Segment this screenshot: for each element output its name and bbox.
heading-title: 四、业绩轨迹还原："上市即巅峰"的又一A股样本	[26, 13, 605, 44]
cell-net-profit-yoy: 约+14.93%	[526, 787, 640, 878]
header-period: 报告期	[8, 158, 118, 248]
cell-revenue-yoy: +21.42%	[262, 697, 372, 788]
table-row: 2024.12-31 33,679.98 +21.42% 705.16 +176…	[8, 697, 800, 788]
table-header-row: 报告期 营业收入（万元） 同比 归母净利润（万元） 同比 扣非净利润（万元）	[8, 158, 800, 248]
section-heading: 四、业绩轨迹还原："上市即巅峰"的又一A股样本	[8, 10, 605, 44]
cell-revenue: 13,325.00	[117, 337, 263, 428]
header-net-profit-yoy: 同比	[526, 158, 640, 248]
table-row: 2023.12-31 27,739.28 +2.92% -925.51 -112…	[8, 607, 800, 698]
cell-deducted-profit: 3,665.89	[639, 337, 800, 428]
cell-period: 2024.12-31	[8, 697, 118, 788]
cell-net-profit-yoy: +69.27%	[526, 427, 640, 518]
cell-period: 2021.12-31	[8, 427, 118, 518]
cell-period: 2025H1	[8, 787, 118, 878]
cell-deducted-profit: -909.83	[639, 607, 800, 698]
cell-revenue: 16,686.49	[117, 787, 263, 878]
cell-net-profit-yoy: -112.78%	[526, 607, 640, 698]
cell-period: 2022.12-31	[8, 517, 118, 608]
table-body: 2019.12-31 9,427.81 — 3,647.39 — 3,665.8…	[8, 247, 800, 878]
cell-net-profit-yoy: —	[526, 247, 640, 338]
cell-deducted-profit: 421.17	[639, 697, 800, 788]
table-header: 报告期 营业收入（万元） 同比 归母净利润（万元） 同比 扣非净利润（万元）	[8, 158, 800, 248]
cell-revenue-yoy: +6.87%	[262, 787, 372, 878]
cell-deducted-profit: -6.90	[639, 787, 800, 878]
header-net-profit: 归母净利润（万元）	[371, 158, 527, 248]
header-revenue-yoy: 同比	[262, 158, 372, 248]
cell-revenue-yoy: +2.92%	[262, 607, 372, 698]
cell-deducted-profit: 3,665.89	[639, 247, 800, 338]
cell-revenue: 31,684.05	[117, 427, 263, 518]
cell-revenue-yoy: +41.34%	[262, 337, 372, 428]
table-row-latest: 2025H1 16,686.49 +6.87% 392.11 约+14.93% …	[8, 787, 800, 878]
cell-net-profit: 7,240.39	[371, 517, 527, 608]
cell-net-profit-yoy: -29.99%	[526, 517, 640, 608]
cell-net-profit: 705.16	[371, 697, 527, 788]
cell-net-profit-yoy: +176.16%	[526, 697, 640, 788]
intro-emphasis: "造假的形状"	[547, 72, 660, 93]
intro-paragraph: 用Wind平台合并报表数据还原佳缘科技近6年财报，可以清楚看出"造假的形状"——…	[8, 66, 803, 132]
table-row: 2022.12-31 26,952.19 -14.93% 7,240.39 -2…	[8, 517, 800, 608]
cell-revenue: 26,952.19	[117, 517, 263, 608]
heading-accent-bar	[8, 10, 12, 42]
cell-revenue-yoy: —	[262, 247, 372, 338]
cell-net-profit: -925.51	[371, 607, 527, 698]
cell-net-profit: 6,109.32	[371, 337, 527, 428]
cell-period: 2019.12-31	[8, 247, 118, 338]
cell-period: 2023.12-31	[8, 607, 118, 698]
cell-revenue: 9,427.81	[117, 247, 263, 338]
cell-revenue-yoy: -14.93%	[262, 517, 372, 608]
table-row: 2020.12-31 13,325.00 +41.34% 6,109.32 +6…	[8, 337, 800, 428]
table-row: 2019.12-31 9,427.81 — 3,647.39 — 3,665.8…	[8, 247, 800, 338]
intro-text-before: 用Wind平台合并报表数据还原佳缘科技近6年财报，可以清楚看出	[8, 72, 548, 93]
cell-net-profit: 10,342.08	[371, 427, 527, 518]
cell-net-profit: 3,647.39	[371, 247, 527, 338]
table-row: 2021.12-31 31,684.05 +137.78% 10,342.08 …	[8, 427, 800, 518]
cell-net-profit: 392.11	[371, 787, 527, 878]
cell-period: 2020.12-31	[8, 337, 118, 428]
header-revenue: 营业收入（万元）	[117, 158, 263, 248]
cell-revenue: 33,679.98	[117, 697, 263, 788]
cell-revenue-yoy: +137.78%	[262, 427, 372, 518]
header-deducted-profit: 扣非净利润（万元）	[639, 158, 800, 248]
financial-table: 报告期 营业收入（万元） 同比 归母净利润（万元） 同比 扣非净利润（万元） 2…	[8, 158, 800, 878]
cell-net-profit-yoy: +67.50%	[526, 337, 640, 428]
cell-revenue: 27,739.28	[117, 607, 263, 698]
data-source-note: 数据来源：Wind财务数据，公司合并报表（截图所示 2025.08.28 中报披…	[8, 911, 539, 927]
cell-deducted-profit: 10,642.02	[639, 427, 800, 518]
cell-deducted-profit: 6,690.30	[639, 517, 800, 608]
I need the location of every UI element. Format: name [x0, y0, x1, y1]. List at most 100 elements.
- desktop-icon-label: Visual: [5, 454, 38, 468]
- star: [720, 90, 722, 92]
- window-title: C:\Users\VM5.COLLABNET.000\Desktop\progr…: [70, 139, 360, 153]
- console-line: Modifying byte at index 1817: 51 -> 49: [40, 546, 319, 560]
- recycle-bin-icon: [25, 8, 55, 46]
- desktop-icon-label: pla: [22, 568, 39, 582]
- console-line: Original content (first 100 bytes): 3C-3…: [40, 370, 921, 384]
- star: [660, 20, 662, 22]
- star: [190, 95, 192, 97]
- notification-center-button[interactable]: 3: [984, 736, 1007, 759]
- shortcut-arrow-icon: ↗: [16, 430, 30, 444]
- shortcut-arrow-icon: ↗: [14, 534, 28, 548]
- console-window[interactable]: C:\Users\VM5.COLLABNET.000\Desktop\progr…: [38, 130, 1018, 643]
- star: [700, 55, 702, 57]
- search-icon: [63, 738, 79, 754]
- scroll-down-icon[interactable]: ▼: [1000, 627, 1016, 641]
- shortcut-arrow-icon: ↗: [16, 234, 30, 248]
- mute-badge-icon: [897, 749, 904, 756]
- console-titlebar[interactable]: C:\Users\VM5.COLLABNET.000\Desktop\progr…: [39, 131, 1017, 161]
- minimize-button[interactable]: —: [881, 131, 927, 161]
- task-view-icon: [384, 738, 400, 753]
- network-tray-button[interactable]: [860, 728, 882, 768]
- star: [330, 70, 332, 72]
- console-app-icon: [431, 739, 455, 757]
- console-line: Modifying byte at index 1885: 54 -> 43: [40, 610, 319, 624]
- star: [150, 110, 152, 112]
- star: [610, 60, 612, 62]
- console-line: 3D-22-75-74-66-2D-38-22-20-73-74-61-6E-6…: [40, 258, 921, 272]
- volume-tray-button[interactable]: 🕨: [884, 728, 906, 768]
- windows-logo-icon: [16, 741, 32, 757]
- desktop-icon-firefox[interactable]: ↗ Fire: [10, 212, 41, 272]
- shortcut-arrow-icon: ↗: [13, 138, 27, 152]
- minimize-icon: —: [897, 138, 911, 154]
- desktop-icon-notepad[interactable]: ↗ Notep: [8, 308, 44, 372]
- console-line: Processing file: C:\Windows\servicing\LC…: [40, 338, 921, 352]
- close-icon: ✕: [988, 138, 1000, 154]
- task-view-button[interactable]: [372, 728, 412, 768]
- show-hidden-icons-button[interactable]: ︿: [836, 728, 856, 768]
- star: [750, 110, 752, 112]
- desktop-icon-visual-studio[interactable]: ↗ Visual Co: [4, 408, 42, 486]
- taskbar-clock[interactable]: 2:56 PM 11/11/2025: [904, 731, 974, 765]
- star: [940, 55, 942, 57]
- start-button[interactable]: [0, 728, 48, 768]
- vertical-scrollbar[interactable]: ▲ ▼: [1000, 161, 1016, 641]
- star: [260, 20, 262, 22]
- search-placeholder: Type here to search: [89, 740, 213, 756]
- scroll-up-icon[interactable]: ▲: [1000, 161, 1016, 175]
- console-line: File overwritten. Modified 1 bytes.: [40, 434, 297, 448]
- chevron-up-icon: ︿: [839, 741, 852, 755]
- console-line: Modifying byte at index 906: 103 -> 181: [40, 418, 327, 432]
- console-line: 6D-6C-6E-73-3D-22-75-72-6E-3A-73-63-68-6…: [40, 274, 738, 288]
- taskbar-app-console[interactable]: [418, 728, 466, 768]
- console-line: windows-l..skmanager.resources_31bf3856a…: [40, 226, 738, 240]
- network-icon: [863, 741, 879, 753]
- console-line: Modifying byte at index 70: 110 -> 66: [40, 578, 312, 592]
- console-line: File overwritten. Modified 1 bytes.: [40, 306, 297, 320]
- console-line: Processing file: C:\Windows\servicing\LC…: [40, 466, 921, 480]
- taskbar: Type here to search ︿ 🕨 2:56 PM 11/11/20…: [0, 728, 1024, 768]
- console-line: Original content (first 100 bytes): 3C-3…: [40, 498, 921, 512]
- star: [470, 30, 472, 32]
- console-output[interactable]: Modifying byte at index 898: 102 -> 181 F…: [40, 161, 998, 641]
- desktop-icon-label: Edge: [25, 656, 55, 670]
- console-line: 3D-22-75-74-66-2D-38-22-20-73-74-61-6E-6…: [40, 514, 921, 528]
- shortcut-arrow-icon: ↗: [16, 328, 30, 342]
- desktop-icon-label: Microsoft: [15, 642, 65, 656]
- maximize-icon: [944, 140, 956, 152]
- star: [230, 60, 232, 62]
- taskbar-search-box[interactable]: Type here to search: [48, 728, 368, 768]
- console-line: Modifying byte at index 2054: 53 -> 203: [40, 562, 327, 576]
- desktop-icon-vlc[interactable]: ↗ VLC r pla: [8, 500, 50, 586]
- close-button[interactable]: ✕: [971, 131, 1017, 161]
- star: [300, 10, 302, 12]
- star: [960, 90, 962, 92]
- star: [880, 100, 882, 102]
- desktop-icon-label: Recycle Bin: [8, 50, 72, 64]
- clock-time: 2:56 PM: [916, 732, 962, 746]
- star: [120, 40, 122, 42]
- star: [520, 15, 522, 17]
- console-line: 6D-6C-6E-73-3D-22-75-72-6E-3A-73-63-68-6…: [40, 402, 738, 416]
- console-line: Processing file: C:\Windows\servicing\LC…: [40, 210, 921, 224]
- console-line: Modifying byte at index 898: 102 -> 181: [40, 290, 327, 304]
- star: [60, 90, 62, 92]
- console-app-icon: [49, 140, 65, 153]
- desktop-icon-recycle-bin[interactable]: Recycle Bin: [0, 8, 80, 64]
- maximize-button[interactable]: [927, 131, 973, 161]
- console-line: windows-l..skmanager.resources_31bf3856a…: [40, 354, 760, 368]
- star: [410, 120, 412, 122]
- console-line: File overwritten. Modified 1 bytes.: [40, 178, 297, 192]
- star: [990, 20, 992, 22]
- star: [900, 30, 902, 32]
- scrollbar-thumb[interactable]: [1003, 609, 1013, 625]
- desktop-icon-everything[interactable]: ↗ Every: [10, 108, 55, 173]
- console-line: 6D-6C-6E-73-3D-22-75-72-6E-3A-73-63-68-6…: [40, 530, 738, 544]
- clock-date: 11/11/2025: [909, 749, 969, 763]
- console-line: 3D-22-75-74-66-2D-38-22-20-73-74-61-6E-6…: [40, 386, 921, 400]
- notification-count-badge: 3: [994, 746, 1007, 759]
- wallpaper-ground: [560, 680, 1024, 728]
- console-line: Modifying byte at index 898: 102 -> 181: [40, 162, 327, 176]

Task requirements:
Copy the listing word for word, from its first line through the line containing "697, 372, 788]", including that line.

Written reply:
Segment this screenshot: for each element output its name and bbox.
heading-title: 四、业绩轨迹还原："上市即巅峰"的又一A股样本	[26, 13, 605, 44]
cell-net-profit-yoy: 约+14.93%	[526, 787, 640, 878]
header-period: 报告期	[8, 158, 118, 248]
cell-revenue-yoy: +21.42%	[262, 697, 372, 788]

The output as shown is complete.